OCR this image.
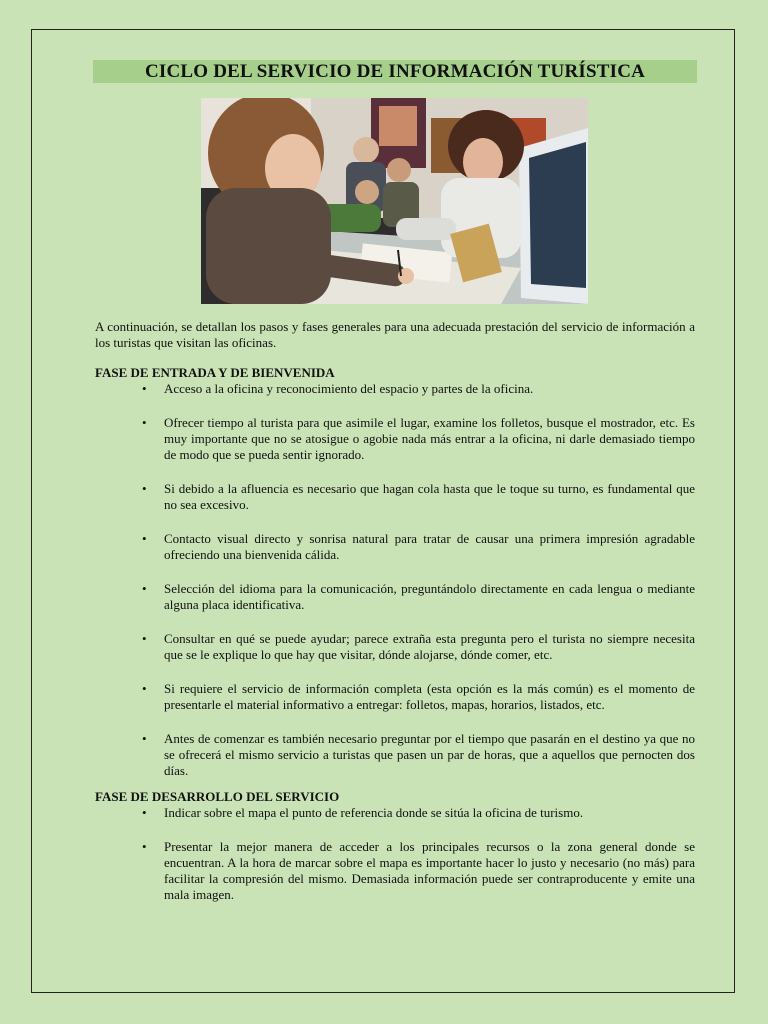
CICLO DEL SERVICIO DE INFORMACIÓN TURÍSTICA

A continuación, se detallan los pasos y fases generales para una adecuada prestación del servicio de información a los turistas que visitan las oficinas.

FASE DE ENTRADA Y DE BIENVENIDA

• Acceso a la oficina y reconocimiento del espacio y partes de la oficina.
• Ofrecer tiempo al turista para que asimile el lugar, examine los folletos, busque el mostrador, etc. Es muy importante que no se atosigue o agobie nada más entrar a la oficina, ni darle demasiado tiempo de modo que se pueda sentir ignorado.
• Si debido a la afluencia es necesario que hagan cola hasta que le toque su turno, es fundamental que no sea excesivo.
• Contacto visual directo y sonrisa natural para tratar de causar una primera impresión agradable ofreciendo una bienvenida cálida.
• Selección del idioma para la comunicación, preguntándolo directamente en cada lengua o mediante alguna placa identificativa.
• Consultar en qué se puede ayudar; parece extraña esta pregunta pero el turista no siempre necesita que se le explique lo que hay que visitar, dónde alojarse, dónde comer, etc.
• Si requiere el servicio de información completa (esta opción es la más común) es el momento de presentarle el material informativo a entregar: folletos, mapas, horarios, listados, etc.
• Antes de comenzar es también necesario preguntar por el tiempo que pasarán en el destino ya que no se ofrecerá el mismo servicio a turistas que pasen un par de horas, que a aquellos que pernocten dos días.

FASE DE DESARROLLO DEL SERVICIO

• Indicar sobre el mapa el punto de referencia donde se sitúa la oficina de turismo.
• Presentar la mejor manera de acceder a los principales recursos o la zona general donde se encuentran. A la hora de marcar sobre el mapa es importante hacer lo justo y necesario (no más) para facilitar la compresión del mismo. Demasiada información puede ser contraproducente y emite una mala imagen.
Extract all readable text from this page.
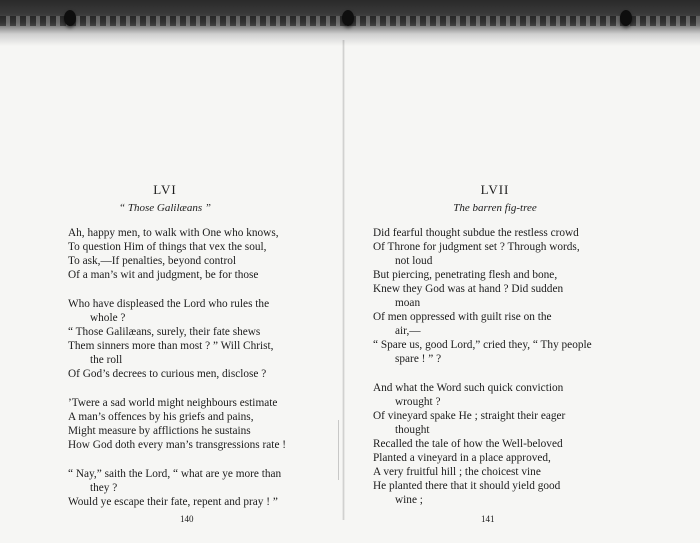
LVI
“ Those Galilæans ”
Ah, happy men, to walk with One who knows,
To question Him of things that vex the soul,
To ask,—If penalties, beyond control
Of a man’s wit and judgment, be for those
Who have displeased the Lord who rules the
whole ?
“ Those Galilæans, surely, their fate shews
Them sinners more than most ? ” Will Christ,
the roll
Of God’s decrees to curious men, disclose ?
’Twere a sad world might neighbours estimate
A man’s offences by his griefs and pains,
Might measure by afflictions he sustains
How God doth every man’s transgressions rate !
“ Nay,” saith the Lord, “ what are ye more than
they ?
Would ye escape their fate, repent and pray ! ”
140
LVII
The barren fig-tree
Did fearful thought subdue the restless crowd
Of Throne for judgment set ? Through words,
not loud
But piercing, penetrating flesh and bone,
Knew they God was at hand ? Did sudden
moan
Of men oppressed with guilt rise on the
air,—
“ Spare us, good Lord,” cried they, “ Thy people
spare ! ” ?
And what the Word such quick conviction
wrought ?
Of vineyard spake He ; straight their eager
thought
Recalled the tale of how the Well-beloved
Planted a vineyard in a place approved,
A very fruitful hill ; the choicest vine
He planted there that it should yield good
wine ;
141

» **WORK TO COMPLETE**:
Output exactly the lines from the one containing "Extract all readable text from this page." through the last line of the records above, both included, leaving out any pictures.

» **TASK RESPONSE**:
Extract all readable text from this page.
LVI
“ Those Galilæans ”
Ah, happy men, to walk with One who knows,
To question Him of things that vex the soul,
To ask,—If penalties, beyond control
Of a man’s wit and judgment, be for those
Who have displeased the Lord who rules the
whole ?
“ Those Galilæans, surely, their fate shews
Them sinners more than most ? ” Will Christ,
the roll
Of God’s decrees to curious men, disclose ?
’Twere a sad world might neighbours estimate
A man’s offences by his griefs and pains,
Might measure by afflictions he sustains
How God doth every man’s transgressions rate !
“ Nay,” saith the Lord, “ what are ye more than
they ?
Would ye escape their fate, repent and pray ! ”
140
LVII
The barren fig-tree
Did fearful thought subdue the restless crowd
Of Throne for judgment set ? Through words,
not loud
But piercing, penetrating flesh and bone,
Knew they God was at hand ? Did sudden
moan
Of men oppressed with guilt rise on the
air,—
“ Spare us, good Lord,” cried they, “ Thy people
spare ! ” ?
And what the Word such quick conviction
wrought ?
Of vineyard spake He ; straight their eager
thought
Recalled the tale of how the Well-beloved
Planted a vineyard in a place approved,
A very fruitful hill ; the choicest vine
He planted there that it should yield good
wine ;
141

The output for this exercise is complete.